Direction: Return all lines that include the string "this".
— BEGIN The records —
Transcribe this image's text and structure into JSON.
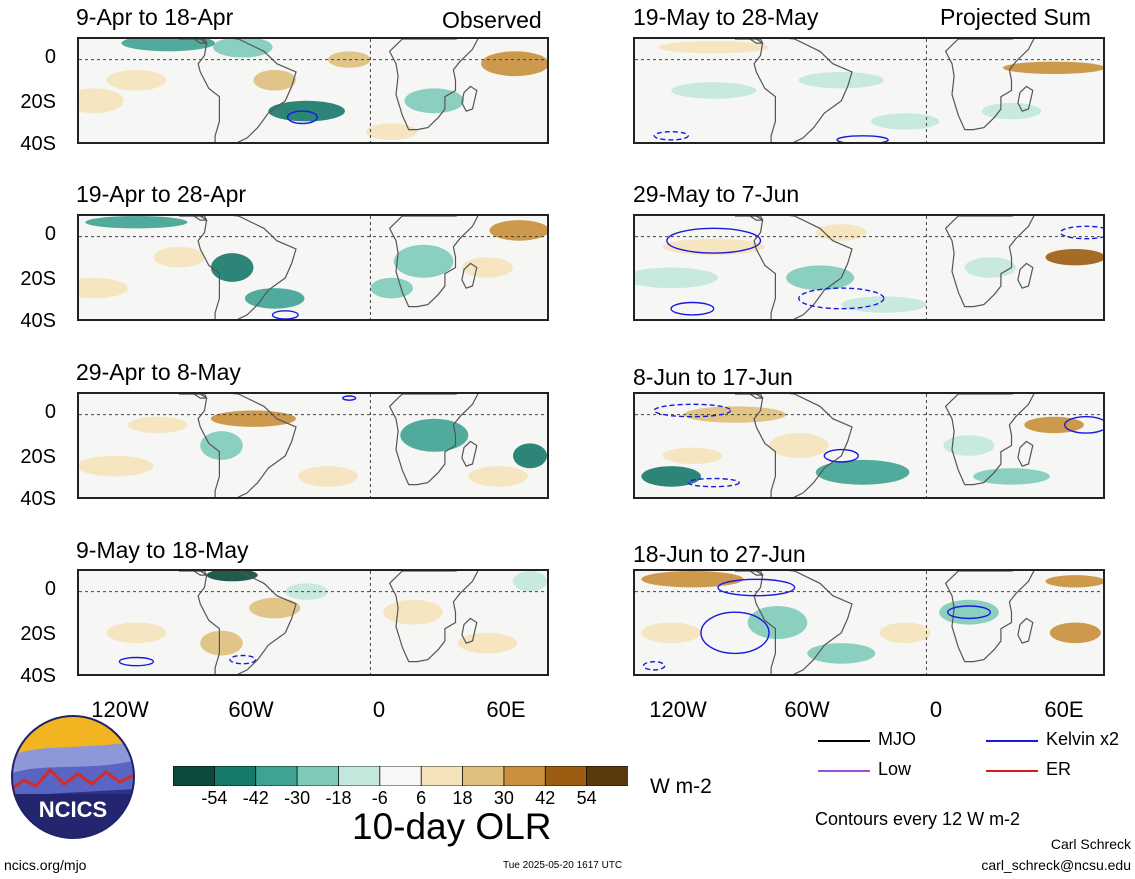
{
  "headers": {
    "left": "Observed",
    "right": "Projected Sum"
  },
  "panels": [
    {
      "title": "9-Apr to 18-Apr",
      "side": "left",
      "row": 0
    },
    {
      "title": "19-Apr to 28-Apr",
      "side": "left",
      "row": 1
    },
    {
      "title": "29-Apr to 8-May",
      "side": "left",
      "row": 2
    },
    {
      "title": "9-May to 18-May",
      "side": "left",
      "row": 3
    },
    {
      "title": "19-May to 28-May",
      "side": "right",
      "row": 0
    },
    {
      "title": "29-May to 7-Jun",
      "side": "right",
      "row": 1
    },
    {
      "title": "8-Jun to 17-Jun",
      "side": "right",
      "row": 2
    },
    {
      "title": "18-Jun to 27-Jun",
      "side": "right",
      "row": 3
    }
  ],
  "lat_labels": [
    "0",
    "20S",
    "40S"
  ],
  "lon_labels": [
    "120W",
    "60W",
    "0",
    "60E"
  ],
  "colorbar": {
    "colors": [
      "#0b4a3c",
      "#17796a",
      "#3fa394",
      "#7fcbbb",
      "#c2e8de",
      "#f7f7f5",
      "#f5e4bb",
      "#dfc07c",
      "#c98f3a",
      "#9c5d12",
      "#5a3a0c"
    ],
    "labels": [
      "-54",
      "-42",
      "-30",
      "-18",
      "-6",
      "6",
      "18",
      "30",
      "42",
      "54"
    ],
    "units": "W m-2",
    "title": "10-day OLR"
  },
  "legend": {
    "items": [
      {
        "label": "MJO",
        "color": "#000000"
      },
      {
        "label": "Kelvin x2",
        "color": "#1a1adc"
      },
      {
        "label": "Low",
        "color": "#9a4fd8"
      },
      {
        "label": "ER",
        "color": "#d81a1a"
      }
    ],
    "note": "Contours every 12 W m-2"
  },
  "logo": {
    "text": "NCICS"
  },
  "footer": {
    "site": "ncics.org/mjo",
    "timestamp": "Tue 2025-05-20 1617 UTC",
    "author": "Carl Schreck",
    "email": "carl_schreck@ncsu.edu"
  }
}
— END The records —
— BEGIN The records —
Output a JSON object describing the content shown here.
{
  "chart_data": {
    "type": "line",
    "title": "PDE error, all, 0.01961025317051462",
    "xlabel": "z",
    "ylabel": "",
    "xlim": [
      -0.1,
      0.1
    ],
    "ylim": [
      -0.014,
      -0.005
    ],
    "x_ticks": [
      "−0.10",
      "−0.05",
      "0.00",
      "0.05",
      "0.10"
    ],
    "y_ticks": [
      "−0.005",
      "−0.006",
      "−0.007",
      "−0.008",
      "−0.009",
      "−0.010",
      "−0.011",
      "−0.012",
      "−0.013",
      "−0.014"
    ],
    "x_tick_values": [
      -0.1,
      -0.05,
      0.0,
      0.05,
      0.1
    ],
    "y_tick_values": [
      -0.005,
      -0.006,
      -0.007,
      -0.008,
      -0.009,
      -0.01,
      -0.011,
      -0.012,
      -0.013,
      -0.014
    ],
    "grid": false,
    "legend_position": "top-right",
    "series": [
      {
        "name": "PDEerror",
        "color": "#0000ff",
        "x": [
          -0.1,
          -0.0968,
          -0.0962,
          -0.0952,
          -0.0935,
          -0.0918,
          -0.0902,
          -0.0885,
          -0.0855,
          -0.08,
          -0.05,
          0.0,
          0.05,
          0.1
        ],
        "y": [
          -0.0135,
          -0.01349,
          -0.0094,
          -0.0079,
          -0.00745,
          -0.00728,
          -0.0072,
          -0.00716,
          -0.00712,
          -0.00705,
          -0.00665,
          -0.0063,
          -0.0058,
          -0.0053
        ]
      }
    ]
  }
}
— END The records —
— BEGIN The records —
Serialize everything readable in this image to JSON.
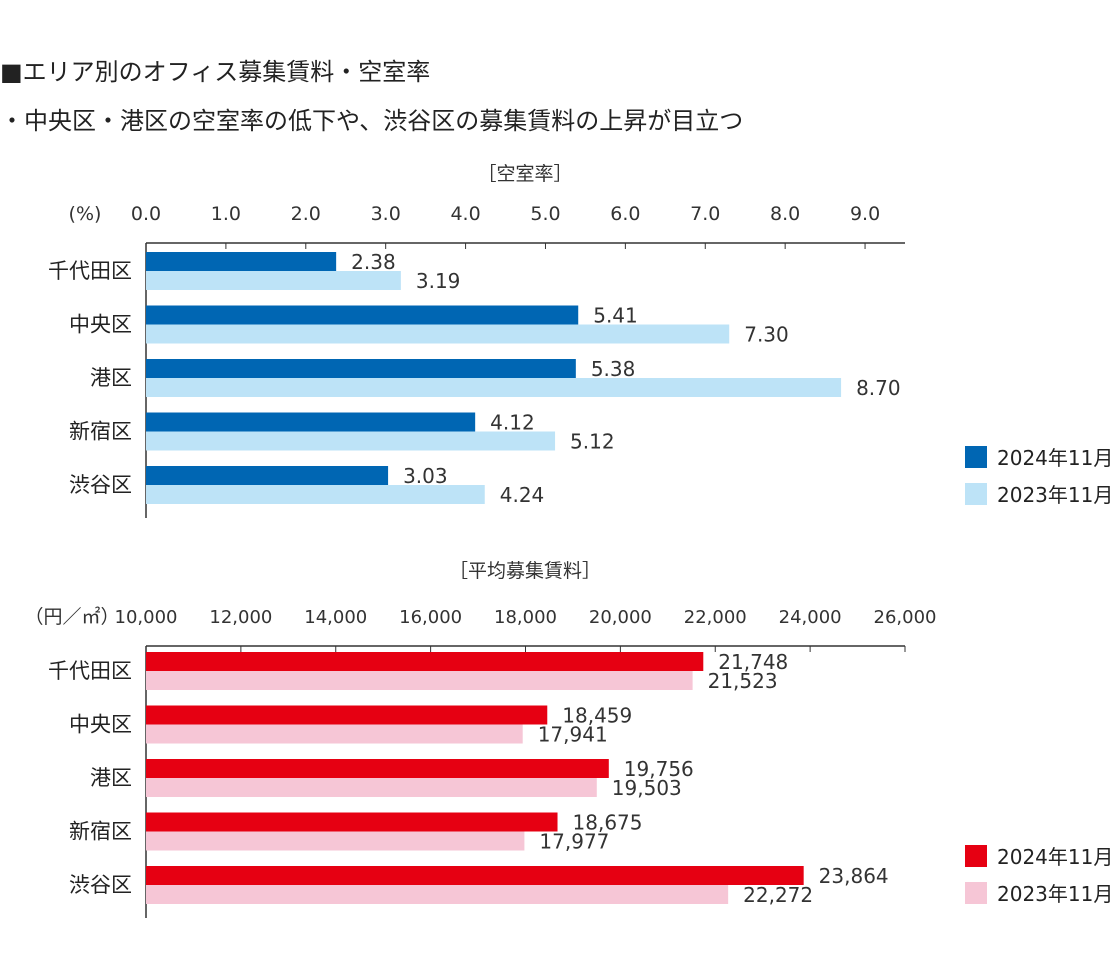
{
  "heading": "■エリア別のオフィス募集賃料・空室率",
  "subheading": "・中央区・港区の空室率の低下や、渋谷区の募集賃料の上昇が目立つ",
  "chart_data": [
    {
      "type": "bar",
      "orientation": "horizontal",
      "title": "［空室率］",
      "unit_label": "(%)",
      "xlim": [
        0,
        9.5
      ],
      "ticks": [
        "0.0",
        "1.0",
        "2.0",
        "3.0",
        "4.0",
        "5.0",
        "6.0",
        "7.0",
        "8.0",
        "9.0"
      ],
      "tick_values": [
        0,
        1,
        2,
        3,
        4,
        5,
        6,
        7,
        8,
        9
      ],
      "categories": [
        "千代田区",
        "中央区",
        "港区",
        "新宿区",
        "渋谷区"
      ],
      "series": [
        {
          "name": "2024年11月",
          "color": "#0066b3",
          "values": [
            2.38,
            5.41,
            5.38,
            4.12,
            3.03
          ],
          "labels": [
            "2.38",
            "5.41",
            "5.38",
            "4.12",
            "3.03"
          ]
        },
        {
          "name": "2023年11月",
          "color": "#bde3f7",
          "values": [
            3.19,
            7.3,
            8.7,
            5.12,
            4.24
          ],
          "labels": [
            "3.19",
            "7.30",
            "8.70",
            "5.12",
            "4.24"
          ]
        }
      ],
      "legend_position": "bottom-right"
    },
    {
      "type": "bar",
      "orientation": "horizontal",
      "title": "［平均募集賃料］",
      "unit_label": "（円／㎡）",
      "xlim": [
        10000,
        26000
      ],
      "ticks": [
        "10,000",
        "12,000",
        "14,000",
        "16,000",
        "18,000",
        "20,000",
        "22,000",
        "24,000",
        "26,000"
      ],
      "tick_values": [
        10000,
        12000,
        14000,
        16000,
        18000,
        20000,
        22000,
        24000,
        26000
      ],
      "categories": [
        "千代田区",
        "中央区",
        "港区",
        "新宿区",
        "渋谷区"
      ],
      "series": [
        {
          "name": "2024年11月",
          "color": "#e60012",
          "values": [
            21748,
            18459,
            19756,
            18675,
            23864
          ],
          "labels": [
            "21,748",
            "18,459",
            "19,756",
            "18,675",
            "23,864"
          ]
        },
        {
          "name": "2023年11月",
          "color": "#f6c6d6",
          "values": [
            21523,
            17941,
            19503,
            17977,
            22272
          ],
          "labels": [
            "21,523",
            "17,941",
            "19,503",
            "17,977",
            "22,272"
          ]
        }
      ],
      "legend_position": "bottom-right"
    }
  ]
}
— END The records —
The answer:
Transcribe this image's text and structure into JSON.
Serialize everything readable in this image to JSON.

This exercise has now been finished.